#### [Task objective]
Write out the material exactly, with the pictures left out.

# start of Record excerpts

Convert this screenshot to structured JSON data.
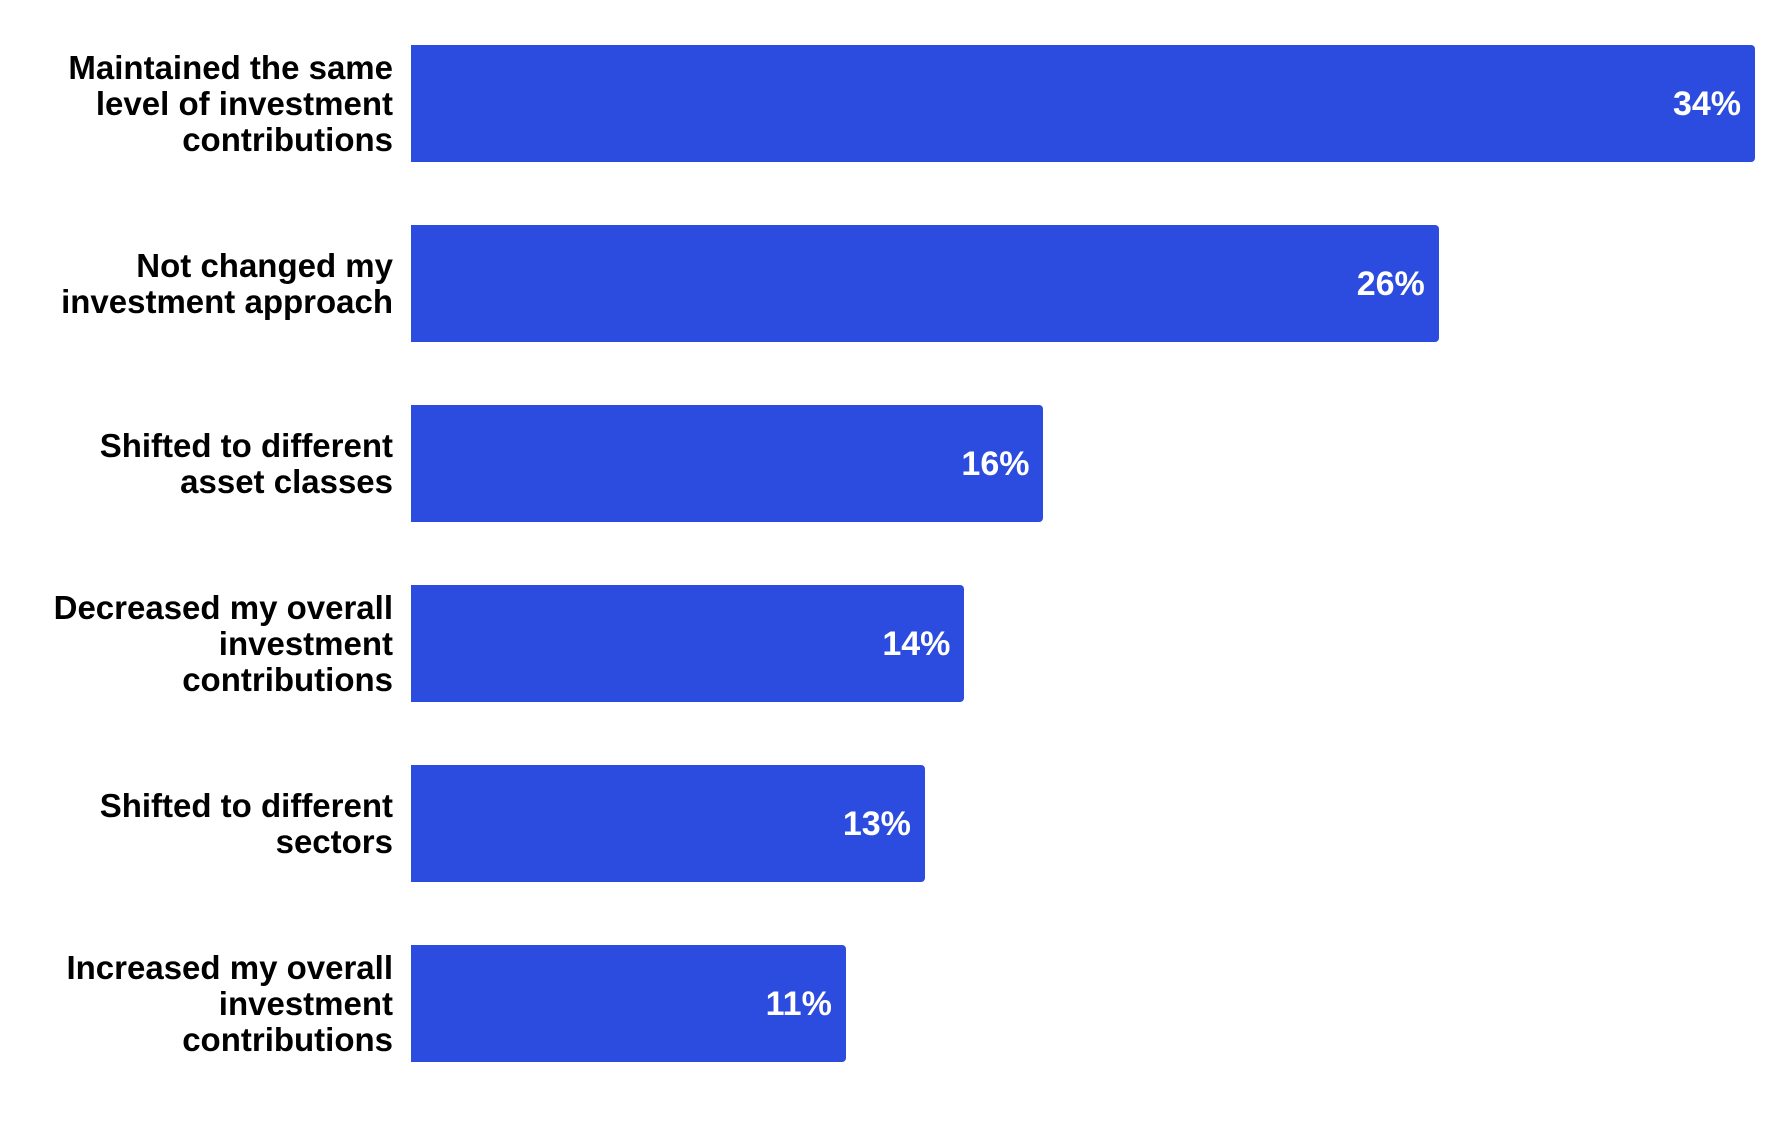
{
  "colors": {
    "bar": "#2c4cdf",
    "label_text": "#000000",
    "value_text": "#ffffff",
    "background": "#ffffff"
  },
  "chart_data": {
    "type": "bar",
    "orientation": "horizontal",
    "categories": [
      "Maintained the same\nlevel of investment\ncontributions",
      "Not changed my\ninvestment approach",
      "Shifted to different\nasset classes",
      "Decreased my overall\ninvestment\ncontributions",
      "Shifted to different\nsectors",
      "Increased my overall\ninvestment\ncontributions"
    ],
    "values": [
      34,
      26,
      16,
      14,
      13,
      11
    ],
    "value_labels": [
      "34%",
      "26%",
      "16%",
      "14%",
      "13%",
      "11%"
    ],
    "unit": "%",
    "xlim": [
      0,
      34
    ],
    "grid": false,
    "legend": "none"
  }
}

# end of Record excerpts

#### [Full output]
Convert this screenshot to structured JSON data.
{
  "colors": {
    "bar": "#2c4cdf",
    "label_text": "#000000",
    "value_text": "#ffffff",
    "background": "#ffffff"
  },
  "chart_data": {
    "type": "bar",
    "orientation": "horizontal",
    "categories": [
      "Maintained the same\nlevel of investment\ncontributions",
      "Not changed my\ninvestment approach",
      "Shifted to different\nasset classes",
      "Decreased my overall\ninvestment\ncontributions",
      "Shifted to different\nsectors",
      "Increased my overall\ninvestment\ncontributions"
    ],
    "values": [
      34,
      26,
      16,
      14,
      13,
      11
    ],
    "value_labels": [
      "34%",
      "26%",
      "16%",
      "14%",
      "13%",
      "11%"
    ],
    "unit": "%",
    "xlim": [
      0,
      34
    ],
    "grid": false,
    "legend": "none"
  }
}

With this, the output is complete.